• Written instruction: In the lines below, find how many contain the word "artist" and report that figure alone.

>> Begin Excerpted data

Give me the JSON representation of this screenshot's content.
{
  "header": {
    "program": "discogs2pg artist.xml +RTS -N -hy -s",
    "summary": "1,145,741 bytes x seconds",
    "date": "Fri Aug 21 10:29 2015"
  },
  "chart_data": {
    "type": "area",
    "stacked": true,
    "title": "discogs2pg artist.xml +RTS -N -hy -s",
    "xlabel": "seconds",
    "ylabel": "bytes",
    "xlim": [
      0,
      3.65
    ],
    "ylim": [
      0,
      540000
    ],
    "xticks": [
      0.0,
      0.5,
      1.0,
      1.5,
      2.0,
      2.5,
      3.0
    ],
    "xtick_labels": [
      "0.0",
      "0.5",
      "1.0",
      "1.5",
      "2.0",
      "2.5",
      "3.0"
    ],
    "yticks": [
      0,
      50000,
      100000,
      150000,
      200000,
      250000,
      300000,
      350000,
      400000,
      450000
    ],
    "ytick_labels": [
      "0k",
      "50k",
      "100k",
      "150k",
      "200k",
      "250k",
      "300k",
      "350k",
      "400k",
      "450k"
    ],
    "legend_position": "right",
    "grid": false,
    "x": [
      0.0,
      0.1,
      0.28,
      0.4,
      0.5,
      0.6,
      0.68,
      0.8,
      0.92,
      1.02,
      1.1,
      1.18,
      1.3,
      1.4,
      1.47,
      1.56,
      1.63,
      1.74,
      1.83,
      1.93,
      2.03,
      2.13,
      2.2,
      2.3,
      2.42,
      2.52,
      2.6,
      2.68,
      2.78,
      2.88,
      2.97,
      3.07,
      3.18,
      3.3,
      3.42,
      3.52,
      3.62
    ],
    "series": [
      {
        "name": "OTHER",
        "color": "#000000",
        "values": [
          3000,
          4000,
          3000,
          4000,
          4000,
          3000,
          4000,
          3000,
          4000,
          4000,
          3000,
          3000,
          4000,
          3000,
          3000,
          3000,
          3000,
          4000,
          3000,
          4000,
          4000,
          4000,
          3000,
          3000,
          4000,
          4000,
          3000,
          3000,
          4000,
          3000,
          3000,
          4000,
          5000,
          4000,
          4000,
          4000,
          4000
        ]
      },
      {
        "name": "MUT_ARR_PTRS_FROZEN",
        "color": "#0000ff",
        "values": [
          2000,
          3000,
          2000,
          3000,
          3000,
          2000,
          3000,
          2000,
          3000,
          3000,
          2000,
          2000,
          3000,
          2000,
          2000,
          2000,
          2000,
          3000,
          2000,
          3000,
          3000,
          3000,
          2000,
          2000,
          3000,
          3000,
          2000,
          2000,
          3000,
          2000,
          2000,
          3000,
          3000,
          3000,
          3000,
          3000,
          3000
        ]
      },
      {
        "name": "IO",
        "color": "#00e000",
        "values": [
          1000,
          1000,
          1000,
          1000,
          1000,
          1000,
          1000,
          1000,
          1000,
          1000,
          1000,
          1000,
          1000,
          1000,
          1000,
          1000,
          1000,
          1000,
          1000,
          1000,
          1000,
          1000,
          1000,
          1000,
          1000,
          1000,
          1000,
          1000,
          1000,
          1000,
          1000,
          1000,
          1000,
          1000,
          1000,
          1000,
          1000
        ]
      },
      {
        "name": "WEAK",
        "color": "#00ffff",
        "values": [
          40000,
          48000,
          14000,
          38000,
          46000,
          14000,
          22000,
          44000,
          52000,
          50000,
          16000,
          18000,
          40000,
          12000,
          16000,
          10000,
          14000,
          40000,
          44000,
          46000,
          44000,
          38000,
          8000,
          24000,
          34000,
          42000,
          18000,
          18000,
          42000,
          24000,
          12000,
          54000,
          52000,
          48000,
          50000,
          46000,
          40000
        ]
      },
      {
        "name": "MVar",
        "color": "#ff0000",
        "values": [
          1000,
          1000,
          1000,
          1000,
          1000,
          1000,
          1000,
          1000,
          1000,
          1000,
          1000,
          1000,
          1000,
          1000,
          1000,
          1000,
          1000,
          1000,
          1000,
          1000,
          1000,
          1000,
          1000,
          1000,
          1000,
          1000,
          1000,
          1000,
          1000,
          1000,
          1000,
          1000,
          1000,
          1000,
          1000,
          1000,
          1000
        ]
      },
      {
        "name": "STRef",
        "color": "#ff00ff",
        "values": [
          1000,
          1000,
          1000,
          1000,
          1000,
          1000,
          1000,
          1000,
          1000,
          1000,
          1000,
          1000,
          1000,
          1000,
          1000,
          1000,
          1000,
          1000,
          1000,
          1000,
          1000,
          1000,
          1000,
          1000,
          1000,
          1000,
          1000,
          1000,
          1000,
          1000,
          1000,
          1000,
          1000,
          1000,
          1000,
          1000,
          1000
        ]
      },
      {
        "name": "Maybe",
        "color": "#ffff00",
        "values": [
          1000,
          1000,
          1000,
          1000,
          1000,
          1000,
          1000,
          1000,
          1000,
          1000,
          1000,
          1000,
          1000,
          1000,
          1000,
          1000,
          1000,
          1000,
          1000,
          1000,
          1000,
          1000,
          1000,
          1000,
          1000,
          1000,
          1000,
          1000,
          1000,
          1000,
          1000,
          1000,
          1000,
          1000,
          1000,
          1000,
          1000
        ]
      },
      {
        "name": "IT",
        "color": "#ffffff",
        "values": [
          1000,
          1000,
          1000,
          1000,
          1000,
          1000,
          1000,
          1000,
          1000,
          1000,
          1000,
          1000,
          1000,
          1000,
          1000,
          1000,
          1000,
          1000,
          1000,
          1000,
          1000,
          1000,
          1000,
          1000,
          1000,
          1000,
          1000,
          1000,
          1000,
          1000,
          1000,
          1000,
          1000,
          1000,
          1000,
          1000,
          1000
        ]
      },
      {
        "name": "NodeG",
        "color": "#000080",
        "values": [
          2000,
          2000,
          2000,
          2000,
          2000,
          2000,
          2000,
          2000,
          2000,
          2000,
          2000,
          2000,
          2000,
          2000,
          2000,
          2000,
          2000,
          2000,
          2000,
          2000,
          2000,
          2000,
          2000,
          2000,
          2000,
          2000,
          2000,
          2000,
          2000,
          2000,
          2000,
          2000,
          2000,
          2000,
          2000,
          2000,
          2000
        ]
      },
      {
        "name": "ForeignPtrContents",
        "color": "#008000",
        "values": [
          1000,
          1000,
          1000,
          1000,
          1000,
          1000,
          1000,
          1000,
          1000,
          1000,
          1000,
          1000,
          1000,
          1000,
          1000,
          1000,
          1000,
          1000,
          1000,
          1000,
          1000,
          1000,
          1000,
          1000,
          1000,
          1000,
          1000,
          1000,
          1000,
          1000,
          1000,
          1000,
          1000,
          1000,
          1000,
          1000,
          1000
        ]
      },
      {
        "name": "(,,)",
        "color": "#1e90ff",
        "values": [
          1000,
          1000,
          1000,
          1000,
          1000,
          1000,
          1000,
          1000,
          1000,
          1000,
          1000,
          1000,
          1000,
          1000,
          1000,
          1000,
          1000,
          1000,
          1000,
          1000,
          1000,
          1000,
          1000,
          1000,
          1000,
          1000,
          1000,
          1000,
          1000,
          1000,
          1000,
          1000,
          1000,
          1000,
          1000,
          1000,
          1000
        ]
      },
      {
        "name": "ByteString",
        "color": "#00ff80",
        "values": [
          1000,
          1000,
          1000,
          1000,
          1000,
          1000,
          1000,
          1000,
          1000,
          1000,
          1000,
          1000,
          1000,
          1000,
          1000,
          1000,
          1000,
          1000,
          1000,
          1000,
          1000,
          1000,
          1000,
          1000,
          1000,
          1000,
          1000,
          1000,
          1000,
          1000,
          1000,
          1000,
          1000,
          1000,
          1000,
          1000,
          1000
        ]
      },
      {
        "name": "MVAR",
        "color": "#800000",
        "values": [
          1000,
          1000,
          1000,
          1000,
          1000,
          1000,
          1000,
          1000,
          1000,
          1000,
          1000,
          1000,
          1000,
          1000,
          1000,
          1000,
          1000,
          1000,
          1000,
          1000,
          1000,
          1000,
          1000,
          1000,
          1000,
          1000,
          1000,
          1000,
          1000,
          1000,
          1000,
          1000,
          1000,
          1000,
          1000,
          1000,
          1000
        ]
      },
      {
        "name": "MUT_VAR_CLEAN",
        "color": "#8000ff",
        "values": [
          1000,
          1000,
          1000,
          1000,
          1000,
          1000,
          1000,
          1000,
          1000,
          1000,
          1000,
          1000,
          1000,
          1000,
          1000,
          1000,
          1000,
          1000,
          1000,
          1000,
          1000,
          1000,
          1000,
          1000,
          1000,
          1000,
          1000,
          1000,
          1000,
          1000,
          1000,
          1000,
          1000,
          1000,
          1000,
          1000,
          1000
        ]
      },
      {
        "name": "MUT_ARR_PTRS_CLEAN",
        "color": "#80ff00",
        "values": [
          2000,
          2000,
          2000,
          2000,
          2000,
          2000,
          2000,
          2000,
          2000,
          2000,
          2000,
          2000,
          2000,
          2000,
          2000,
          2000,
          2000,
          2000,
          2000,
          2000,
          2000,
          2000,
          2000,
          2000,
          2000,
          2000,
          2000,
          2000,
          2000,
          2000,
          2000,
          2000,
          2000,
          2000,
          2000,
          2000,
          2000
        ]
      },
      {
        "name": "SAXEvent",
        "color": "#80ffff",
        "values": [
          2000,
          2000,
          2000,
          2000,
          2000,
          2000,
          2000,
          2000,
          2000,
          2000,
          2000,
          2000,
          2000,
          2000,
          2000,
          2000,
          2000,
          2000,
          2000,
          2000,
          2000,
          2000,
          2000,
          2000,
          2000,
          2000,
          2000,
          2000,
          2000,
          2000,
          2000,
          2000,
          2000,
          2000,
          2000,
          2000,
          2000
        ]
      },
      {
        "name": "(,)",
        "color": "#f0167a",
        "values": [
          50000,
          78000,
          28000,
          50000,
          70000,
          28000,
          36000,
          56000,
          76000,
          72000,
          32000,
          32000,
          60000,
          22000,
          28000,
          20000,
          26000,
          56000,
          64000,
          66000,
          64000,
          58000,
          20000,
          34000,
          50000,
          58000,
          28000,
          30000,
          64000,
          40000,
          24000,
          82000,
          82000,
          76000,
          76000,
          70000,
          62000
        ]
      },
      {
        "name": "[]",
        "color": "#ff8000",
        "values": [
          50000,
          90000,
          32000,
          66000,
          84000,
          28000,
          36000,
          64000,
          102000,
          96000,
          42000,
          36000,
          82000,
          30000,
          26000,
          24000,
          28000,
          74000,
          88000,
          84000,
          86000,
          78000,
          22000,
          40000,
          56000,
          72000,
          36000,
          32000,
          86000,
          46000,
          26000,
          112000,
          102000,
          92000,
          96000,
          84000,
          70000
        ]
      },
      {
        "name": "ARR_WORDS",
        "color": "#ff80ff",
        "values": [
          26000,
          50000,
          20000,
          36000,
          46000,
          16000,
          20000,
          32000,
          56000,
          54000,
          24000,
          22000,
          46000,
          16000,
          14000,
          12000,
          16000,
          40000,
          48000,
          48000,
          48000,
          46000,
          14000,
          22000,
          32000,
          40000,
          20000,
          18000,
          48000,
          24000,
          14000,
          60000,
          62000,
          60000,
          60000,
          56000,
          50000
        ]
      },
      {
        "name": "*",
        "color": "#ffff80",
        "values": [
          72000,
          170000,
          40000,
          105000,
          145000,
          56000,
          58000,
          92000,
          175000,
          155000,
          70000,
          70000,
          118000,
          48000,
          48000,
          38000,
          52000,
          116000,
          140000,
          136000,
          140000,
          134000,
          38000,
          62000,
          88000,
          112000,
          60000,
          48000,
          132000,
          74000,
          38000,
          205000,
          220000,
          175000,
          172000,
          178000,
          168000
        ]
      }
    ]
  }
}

>> End Excerpted data

• The completed task: 2